== SELECTED EXCERPT ==

Aveo Screwed Up but Its Kidney Cancer Drug Is Real

CAMBRIDGE, Mass. ( TheStreet) -- AVEO Oncology ( AVEO) has had a difficult time since its lead cancer compound tivozanib was roundly panned at a May 2 FDA advisory panel. By a 13-1 vote, experts on the FDA's panel concluded tivozanib did not demonstrate a favorable risk/benefit for the treatment of advanced kidney cancer. Despite scathing critiques of the design and conduct of Aveo's phase III trial, a deeper look at the data demonstrates tivozanib's efficacy is actually fairly similar to previously approved kidney cancer drugs. While the phase III trial might not be completely predictive of future success, at the very least, the trial is strong enough to justify an AVEO valuation above cash on hand.

There has been a lot written about the mistakes made by Aveo in designing and conducting the tivozanib study, and how these errors could have -- and should have -- been avoided. Setting aside that debate, I want to look at the tivozanib data in isolation to see what they say about the actual clinical activity of the kidney cancer drug. In particular, the FDA advisory panel compared tivozanib to seven other drugs approved in kidney cancer: Onyx Pharma's ( ONXX) Nexavar, Pfizer's ( PFE) Sutent, Inlyta and Torisel, Novartis' ( NVS) Affinitor, Roche's ( RHHBY) Avastin and GlaxoSmithKline's ( GSK) Votrient. Are the tivozanib data dramatically out of sync with the trials results of the approved drugs?

===
== DATA EXTRACT ==

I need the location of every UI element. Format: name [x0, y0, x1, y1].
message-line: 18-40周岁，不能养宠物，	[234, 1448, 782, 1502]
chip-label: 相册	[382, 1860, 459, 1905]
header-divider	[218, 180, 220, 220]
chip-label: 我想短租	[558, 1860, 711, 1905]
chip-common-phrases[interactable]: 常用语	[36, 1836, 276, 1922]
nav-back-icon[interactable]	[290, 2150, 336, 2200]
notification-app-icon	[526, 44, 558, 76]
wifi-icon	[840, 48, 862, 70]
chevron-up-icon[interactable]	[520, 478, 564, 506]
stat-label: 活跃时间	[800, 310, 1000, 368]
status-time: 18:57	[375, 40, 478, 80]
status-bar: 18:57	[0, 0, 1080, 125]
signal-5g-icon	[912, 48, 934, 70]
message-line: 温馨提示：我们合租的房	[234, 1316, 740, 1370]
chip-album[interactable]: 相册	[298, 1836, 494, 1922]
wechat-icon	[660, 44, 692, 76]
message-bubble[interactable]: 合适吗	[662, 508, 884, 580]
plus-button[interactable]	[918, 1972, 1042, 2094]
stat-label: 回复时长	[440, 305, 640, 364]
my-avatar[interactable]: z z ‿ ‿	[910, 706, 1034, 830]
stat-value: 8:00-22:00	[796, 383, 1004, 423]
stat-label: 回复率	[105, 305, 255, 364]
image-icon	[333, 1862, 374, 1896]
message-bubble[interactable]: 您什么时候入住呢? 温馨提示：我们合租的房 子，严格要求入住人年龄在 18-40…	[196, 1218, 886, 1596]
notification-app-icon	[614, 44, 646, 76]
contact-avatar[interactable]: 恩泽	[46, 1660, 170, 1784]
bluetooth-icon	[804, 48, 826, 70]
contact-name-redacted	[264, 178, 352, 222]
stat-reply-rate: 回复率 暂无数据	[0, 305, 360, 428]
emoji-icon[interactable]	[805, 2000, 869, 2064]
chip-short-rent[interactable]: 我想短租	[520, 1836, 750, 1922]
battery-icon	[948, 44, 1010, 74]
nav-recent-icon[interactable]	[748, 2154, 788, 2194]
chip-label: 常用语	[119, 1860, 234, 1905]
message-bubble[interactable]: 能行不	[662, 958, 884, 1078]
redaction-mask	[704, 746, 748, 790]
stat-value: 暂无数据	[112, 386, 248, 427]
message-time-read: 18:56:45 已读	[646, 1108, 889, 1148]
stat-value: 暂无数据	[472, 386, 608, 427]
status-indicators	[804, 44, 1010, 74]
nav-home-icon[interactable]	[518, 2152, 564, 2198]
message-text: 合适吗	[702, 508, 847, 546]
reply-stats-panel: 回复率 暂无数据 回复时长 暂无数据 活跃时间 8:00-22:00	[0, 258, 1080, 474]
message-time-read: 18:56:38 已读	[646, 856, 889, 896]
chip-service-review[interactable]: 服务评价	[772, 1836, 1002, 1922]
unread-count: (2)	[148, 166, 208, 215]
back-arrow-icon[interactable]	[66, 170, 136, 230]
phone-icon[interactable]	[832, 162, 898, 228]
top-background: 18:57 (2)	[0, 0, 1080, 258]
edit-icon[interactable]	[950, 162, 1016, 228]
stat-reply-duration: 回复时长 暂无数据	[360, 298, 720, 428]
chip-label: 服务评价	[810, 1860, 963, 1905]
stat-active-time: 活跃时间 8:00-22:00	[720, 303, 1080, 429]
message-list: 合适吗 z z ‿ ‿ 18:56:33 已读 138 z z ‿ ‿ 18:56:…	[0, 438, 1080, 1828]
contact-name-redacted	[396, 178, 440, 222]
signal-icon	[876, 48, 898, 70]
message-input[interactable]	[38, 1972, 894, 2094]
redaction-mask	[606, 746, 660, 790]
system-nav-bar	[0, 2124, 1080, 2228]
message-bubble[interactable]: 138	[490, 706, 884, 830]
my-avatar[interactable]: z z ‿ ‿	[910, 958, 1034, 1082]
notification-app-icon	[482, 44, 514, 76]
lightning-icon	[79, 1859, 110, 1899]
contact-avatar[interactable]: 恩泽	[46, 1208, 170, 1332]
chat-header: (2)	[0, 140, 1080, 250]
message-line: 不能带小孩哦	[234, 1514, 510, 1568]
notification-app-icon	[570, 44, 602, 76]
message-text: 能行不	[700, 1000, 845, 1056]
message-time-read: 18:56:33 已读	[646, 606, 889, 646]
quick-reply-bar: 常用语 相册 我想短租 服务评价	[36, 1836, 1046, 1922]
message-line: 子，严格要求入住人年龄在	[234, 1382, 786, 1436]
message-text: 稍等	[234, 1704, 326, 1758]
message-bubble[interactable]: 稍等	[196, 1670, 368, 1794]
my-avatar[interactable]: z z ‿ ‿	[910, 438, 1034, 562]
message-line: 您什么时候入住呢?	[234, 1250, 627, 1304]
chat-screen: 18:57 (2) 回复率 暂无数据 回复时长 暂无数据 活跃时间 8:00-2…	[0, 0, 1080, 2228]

===

» **YOUR TASKS**:
#1 About the article on AVEO's kidney cancer drug tivozanib:
(a) By what vote did the FDA advisory panel conclude that tivozanib did not show a favorable risk/benefit?
(b) On what date was that advisory panel held?
(c) Which Pfizer drugs are among the seven approved kidney cancer drugs the panel compared tivozanib to?
#2 Carry on the article about AVEO's kidney cancer drug tivozanib from the point where it stops.

» **ANSWERS FOR THE TASKS**:
#1
(a) 13-1
(b) May 2
(c) Sutent, Inlyta and Torisel

#2
Chemist and pharmaceutical analyst John Tucker (@JohnTuckerPhD on twitter) conducted an analysis correlating progression free survival (PFS) with overall survival (OS) for all seven drugs to determine the tivozanib results from Aveo's phase III trial were anomalous. If the tivozanib trial produced flaw results in terms of either PFS or OS, then it should appear outside of the correlation seen with the approved drugs.

I've reproduced Tucker's analysis below:

One of the first things to note is the relatively strong correlation between PFS and OS among the seven approved drugs. The blue diamonds represents the approved drugs with the regression line superimposed. The only real outlier is Torisel (the blue diamond sitting by itself below the regression line) with a median PFS of 5.5 months but a median OS of only 10.9 months. Based on the regression line, Torisel's median OS should have been closer to 15 months.

Now, look at how closely tivozanib (the red square) hews to the regression line. The median OS is slightly longer than one would expect given the median PFS but certainly within the margin of error. It's difficult to argue from these data alone that tivozanib is not an active kidney cancer drug -- perhaps the most effective drug compared to its peers, in fact.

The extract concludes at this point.